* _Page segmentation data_
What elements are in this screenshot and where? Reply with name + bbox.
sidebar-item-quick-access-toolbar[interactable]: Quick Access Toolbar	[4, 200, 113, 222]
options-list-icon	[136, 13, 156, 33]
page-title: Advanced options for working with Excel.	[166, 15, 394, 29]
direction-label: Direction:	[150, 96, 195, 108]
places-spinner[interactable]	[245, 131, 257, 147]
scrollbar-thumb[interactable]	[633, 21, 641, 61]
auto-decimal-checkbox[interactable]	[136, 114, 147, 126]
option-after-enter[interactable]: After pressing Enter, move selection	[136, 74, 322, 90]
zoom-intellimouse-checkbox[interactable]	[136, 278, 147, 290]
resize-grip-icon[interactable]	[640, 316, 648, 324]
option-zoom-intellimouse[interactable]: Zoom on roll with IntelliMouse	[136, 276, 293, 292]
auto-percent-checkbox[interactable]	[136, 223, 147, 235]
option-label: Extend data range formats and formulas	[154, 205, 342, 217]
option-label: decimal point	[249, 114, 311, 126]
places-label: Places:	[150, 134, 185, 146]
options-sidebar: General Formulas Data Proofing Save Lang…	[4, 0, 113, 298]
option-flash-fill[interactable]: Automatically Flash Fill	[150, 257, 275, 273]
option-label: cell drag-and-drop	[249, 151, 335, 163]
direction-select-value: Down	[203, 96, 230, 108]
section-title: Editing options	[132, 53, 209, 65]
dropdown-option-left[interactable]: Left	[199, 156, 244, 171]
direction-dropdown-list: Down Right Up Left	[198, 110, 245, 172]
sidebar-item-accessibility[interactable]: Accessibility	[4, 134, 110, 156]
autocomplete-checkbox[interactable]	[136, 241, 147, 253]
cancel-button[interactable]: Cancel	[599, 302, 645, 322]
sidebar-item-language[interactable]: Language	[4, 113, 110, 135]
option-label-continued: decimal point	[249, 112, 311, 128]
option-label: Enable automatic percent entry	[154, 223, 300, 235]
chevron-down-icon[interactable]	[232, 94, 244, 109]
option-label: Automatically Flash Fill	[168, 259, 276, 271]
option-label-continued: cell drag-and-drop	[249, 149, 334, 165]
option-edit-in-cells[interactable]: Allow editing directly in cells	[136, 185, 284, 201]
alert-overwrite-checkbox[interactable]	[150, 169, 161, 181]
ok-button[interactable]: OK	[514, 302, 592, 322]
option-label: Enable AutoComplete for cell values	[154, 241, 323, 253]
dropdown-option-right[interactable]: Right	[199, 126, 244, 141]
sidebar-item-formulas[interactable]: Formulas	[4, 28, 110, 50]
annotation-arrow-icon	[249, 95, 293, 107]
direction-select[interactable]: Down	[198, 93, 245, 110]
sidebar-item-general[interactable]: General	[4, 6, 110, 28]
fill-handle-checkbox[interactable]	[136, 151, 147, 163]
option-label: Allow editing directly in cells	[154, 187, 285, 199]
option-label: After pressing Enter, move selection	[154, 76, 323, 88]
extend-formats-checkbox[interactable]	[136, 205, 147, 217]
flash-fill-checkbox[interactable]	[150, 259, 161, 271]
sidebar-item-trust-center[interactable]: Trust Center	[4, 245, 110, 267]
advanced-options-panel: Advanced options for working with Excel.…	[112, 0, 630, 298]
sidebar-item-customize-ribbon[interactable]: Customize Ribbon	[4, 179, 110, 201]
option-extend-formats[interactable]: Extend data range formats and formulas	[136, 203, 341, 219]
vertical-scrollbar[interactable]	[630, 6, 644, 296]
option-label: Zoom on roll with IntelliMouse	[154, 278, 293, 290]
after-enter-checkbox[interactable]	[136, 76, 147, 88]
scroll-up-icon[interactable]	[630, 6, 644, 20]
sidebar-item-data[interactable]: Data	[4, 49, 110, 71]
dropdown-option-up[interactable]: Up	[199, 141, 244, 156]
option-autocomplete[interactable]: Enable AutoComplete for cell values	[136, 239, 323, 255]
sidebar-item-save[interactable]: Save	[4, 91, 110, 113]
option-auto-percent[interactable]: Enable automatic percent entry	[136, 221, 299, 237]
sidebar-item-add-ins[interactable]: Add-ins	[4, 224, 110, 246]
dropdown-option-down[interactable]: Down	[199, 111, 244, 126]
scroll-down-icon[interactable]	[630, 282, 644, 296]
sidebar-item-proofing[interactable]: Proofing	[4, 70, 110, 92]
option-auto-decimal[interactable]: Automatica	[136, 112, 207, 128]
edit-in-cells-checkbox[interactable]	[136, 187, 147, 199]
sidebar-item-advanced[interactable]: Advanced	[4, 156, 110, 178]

* _Your goal_
If a line in the data above contains "decimal", return that line.

* _Task solution_
auto-decimal-checkbox[interactable]	[136, 114, 147, 126]
option-label: decimal point	[249, 114, 311, 126]
option-label-continued: decimal point	[249, 112, 311, 128]
option-auto-decimal[interactable]: Automatica	[136, 112, 207, 128]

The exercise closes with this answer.